━━━ THE RECORDS

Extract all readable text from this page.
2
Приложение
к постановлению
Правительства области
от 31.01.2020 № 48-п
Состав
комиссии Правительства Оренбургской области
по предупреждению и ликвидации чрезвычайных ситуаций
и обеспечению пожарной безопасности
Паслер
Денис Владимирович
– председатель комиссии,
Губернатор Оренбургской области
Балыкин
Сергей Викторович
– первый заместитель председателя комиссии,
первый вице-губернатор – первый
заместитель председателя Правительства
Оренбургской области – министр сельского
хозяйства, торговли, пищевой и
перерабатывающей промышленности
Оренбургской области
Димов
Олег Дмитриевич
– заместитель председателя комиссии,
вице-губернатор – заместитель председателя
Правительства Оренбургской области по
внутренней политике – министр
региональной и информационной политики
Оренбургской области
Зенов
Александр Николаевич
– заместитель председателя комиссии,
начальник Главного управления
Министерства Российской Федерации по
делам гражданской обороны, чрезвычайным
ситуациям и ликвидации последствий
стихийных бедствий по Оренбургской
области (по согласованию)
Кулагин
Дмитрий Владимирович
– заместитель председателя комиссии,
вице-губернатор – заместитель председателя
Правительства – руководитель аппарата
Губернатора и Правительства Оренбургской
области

━━━━━━

GIVEN REQUEST:
Set down the listing in full, keeping every word exactly as it is.

THE SOLUTION:
Extract all readable text from this page.
2
Приложение
к постановлению
Правительства области
от 31.01.2020 № 48-п
Состав
комиссии Правительства Оренбургской области
по предупреждению и ликвидации чрезвычайных ситуаций
и обеспечению пожарной безопасности
Паслер
Денис Владимирович
– председатель комиссии,
Губернатор Оренбургской области
Балыкин
Сергей Викторович
– первый заместитель председателя комиссии,
первый вице-губернатор – первый
заместитель председателя Правительства
Оренбургской области – министр сельского
хозяйства, торговли, пищевой и
перерабатывающей промышленности
Оренбургской области
Димов
Олег Дмитриевич
– заместитель председателя комиссии,
вице-губернатор – заместитель председателя
Правительства Оренбургской области по
внутренней политике – министр
региональной и информационной политики
Оренбургской области
Зенов
Александр Николаевич
– заместитель председателя комиссии,
начальник Главного управления
Министерства Российской Федерации по
делам гражданской обороны, чрезвычайным
ситуациям и ликвидации последствий
стихийных бедствий по Оренбургской
области (по согласованию)
Кулагин
Дмитрий Владимирович
– заместитель председателя комиссии,
вице-губернатор – заместитель председателя
Правительства – руководитель аппарата
Губернатора и Правительства Оренбургской
области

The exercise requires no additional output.